Search the material for "JSON" and show all lines that contain it.

- - - - -

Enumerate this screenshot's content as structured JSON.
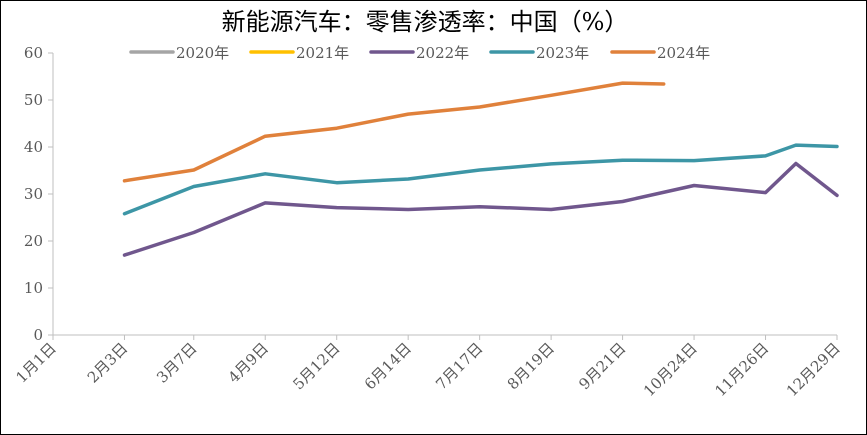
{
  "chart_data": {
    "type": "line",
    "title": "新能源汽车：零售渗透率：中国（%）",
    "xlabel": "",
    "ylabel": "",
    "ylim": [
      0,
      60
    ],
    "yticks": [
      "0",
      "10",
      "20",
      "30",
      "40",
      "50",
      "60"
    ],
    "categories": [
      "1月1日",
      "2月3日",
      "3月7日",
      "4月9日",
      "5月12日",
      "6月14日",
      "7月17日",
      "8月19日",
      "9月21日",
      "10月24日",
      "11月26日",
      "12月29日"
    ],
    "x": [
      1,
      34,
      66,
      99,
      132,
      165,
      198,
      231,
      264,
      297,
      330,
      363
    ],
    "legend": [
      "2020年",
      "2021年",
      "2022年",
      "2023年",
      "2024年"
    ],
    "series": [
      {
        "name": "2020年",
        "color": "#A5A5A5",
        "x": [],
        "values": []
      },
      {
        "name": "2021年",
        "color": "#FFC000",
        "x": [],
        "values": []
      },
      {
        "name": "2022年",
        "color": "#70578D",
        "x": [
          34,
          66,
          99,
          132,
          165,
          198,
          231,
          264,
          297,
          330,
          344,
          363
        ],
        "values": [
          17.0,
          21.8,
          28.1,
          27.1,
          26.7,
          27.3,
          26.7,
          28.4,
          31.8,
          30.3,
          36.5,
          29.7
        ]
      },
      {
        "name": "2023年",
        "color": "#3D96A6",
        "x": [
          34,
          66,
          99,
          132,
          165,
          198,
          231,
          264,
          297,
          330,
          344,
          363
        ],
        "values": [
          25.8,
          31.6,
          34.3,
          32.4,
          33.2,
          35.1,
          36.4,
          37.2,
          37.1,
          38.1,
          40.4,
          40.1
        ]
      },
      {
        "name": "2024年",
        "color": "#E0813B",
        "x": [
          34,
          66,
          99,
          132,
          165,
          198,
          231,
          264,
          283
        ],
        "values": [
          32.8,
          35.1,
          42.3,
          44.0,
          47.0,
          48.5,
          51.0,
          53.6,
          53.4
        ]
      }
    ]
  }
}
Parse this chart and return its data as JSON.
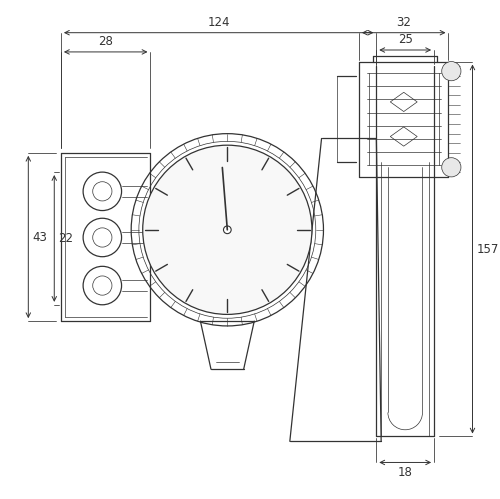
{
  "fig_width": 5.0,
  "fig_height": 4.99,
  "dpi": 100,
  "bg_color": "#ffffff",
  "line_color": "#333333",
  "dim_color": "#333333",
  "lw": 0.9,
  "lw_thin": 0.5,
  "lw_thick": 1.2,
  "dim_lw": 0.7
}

- - - - -

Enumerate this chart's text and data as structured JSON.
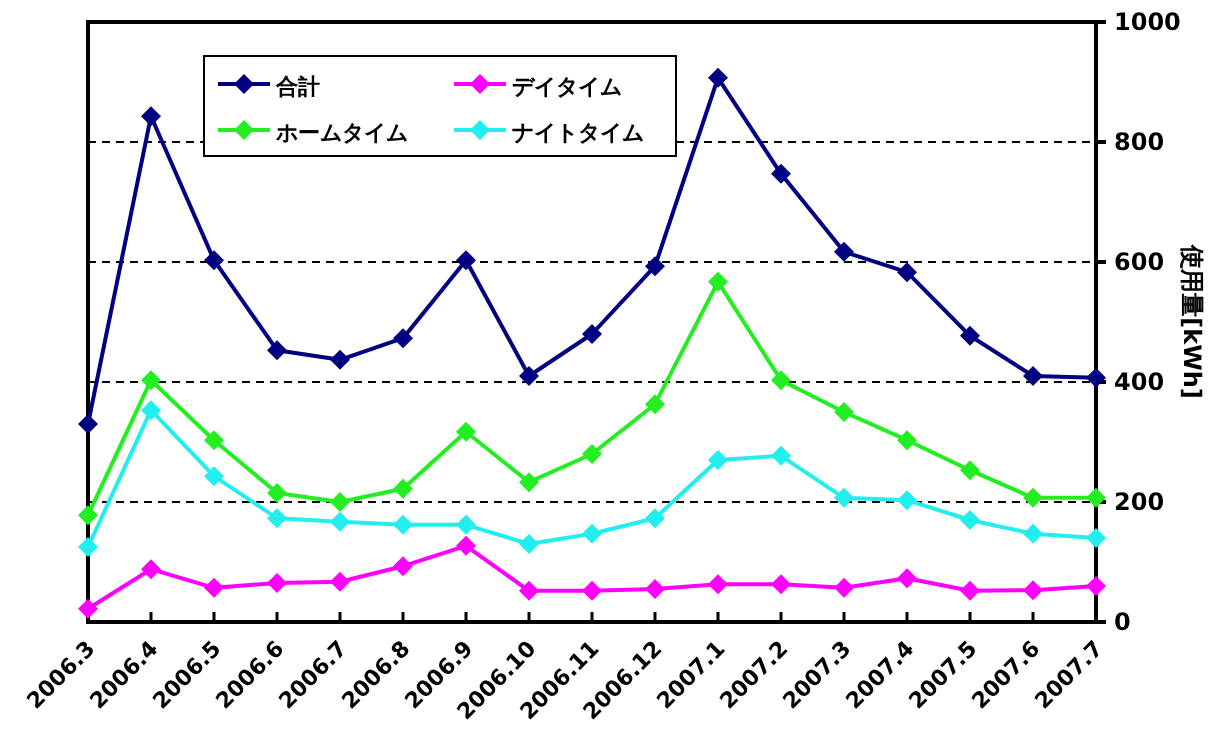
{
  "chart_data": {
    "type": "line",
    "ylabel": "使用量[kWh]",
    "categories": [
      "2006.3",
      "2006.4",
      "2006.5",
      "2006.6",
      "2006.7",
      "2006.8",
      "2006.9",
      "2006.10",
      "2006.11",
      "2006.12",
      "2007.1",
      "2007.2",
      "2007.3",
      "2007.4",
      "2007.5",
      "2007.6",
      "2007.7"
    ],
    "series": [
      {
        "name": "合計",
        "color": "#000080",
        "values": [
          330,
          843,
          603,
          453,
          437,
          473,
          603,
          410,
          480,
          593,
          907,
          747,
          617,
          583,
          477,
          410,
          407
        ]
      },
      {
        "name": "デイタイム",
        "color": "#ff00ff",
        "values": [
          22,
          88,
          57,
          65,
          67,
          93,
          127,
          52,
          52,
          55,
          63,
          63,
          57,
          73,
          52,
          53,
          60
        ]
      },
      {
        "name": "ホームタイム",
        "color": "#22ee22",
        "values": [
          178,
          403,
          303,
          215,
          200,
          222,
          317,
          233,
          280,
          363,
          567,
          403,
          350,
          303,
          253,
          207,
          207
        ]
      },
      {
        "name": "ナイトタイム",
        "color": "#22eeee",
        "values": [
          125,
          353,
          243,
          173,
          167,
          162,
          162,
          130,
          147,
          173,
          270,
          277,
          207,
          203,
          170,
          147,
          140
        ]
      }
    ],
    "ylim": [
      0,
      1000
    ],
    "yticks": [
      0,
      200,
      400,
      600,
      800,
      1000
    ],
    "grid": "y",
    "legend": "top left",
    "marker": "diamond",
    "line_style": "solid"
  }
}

- - - - -

### FINISHED ANSWER
Enumerate this screenshot's content as structured JSON.
Parse this chart and return its data as JSON.
Enumerate this chart's text and data as structured JSON.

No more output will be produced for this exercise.